Directive.
Return all lines that include the string "text".

[Source data]

-- Start --

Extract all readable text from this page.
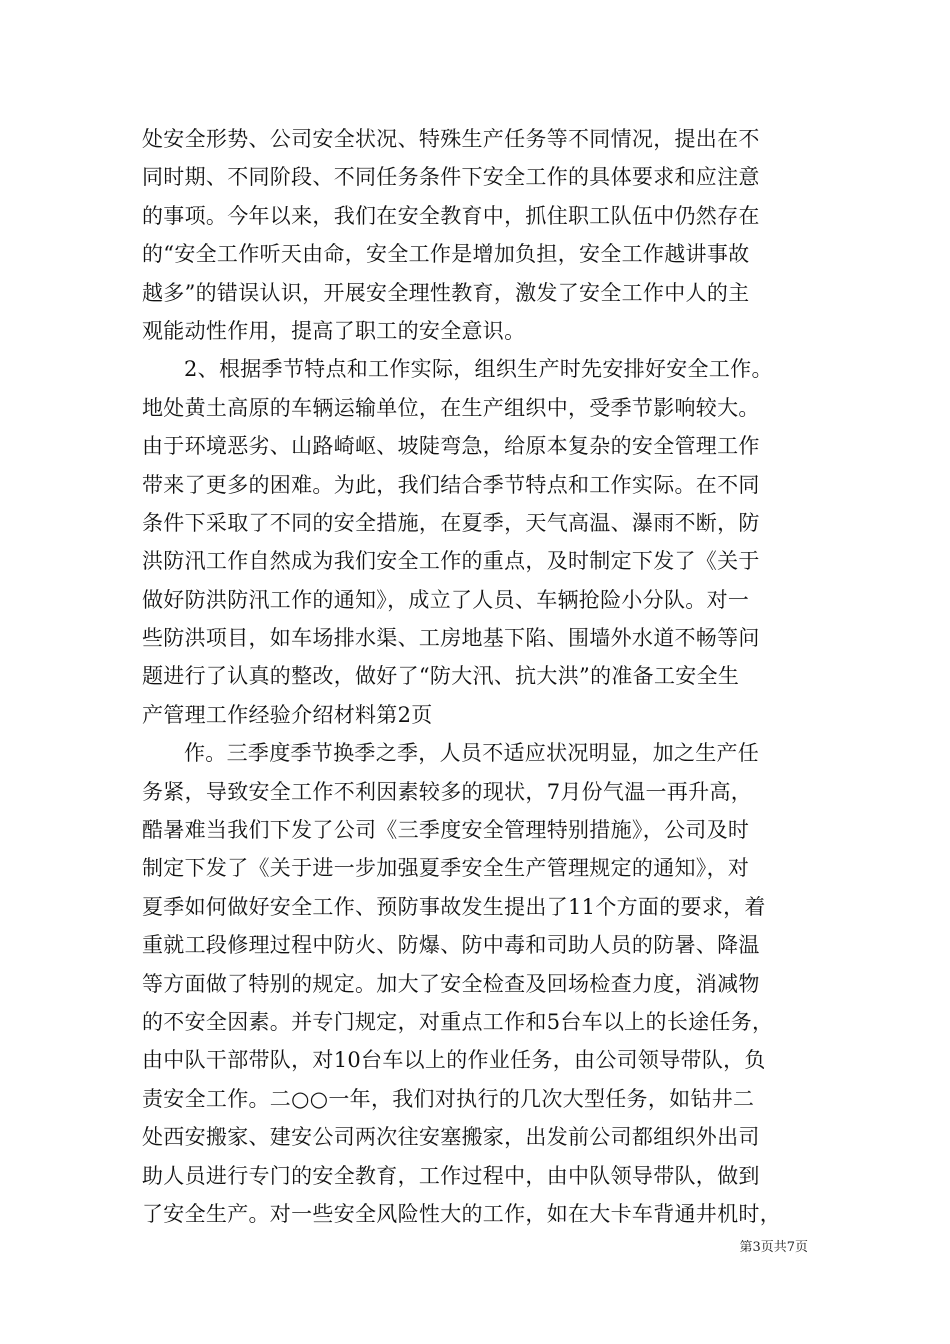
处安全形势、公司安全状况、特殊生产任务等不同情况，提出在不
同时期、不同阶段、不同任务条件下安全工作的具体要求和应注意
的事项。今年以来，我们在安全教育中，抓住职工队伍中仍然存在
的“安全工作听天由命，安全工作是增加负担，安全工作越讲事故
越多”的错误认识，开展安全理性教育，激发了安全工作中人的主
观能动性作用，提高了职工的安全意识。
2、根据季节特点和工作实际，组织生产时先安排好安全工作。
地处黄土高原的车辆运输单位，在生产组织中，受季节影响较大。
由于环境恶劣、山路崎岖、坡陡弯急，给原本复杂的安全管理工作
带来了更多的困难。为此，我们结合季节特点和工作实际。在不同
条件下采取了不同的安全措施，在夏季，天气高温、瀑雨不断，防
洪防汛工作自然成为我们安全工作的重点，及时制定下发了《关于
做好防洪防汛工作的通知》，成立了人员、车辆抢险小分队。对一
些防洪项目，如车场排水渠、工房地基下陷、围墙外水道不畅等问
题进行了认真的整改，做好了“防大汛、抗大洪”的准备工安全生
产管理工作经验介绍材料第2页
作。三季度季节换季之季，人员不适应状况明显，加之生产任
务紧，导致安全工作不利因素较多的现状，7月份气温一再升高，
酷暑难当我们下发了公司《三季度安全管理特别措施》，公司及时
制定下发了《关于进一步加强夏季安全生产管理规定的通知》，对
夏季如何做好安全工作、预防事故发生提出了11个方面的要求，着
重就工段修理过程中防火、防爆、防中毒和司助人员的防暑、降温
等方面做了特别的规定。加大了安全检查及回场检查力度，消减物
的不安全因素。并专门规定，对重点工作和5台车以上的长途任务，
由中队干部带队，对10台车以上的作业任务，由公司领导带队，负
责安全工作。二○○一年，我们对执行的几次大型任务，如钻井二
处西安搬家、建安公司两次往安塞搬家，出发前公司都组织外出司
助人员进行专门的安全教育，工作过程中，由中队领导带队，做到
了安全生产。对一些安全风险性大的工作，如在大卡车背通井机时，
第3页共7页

-- End --
-- Start --

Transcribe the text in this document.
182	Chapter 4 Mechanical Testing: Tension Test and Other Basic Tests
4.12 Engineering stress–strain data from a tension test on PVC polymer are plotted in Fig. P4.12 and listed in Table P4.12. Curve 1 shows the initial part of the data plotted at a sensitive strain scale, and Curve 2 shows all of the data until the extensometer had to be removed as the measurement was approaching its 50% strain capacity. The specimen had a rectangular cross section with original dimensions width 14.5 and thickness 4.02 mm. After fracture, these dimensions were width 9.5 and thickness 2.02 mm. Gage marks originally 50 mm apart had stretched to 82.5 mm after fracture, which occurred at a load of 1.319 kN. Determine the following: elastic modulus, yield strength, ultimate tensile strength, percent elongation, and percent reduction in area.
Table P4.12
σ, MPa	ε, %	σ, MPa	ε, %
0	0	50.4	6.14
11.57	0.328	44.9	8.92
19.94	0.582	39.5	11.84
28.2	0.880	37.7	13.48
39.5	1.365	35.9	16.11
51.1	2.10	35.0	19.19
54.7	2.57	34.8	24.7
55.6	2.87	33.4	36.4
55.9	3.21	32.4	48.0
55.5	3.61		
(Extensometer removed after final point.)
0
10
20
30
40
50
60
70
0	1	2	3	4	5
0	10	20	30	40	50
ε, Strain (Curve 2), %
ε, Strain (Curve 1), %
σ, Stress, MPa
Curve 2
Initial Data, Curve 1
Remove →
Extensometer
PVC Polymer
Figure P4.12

-- End --

Response below.
Extract all readable text from this page.
Transcribe the text in this document.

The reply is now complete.